Repeat the data below exactly, dropping any pictures it holds.

★ ★ ★

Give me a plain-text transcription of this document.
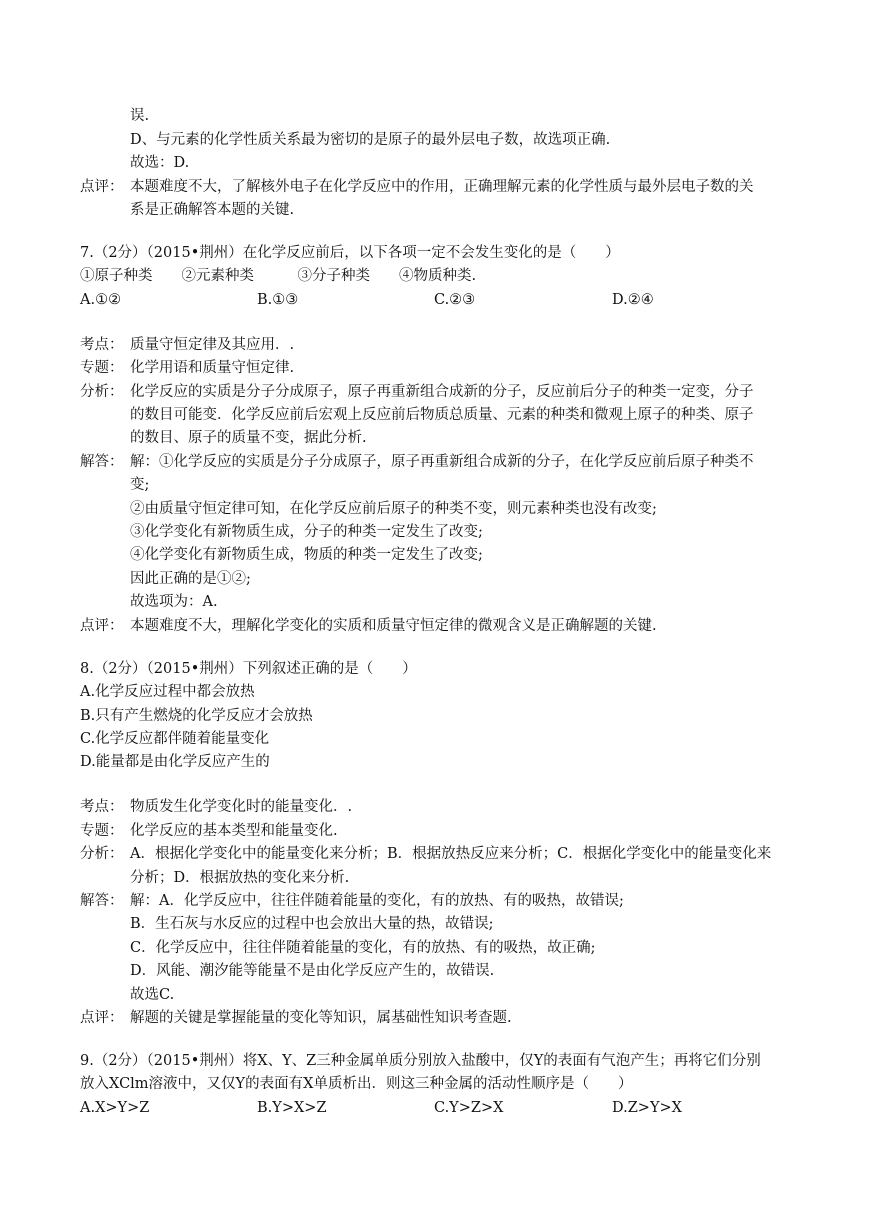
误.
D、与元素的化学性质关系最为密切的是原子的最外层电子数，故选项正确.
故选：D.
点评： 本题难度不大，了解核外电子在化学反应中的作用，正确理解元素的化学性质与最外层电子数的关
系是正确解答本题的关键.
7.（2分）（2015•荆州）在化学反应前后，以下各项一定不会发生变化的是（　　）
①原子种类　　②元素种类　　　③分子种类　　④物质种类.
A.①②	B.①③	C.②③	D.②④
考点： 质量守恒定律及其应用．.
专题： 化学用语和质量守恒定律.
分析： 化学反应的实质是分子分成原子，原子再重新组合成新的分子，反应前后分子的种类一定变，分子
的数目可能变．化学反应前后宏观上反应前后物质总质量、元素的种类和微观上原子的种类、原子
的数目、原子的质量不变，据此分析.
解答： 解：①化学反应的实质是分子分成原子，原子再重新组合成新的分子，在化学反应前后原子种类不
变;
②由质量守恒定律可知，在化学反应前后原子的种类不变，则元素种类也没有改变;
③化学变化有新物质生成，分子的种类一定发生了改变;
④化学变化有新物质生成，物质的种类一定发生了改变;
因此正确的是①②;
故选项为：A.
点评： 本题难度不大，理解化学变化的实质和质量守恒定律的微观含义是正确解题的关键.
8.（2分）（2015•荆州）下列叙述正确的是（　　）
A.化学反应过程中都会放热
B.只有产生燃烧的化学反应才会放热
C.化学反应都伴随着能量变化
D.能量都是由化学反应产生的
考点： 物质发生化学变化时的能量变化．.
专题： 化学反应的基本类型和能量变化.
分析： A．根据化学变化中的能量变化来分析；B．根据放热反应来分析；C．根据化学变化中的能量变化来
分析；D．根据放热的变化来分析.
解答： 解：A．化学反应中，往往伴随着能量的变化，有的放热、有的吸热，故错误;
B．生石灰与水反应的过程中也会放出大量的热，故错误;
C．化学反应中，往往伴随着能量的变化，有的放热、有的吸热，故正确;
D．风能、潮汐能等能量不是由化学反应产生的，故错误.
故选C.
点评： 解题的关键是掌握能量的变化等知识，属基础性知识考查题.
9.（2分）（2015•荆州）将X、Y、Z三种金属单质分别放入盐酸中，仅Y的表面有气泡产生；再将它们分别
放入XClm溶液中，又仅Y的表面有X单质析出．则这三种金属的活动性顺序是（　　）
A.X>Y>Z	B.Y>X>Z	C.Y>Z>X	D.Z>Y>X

★ ★ ★

- **ANSWER FOR THIS EXERCISE**:
Give me a plain-text transcription of this document.
误.
D、与元素的化学性质关系最为密切的是原子的最外层电子数，故选项正确.
故选：D.
点评： 本题难度不大，了解核外电子在化学反应中的作用，正确理解元素的化学性质与最外层电子数的关
系是正确解答本题的关键.
7.（2分）（2015•荆州）在化学反应前后，以下各项一定不会发生变化的是（　　）
①原子种类　　②元素种类　　　③分子种类　　④物质种类.
A.①②	B.①③	C.②③	D.②④
考点： 质量守恒定律及其应用．.
专题： 化学用语和质量守恒定律.
分析： 化学反应的实质是分子分成原子，原子再重新组合成新的分子，反应前后分子的种类一定变，分子
的数目可能变．化学反应前后宏观上反应前后物质总质量、元素的种类和微观上原子的种类、原子
的数目、原子的质量不变，据此分析.
解答： 解：①化学反应的实质是分子分成原子，原子再重新组合成新的分子，在化学反应前后原子种类不
变;
②由质量守恒定律可知，在化学反应前后原子的种类不变，则元素种类也没有改变;
③化学变化有新物质生成，分子的种类一定发生了改变;
④化学变化有新物质生成，物质的种类一定发生了改变;
因此正确的是①②;
故选项为：A.
点评： 本题难度不大，理解化学变化的实质和质量守恒定律的微观含义是正确解题的关键.
8.（2分）（2015•荆州）下列叙述正确的是（　　）
A.化学反应过程中都会放热
B.只有产生燃烧的化学反应才会放热
C.化学反应都伴随着能量变化
D.能量都是由化学反应产生的
考点： 物质发生化学变化时的能量变化．.
专题： 化学反应的基本类型和能量变化.
分析： A．根据化学变化中的能量变化来分析；B．根据放热反应来分析；C．根据化学变化中的能量变化来
分析；D．根据放热的变化来分析.
解答： 解：A．化学反应中，往往伴随着能量的变化，有的放热、有的吸热，故错误;
B．生石灰与水反应的过程中也会放出大量的热，故错误;
C．化学反应中，往往伴随着能量的变化，有的放热、有的吸热，故正确;
D．风能、潮汐能等能量不是由化学反应产生的，故错误.
故选C.
点评： 解题的关键是掌握能量的变化等知识，属基础性知识考查题.
9.（2分）（2015•荆州）将X、Y、Z三种金属单质分别放入盐酸中，仅Y的表面有气泡产生；再将它们分别
放入XClm溶液中，又仅Y的表面有X单质析出．则这三种金属的活动性顺序是（　　）
A.X>Y>Z	B.Y>X>Z	C.Y>Z>X	D.Z>Y>X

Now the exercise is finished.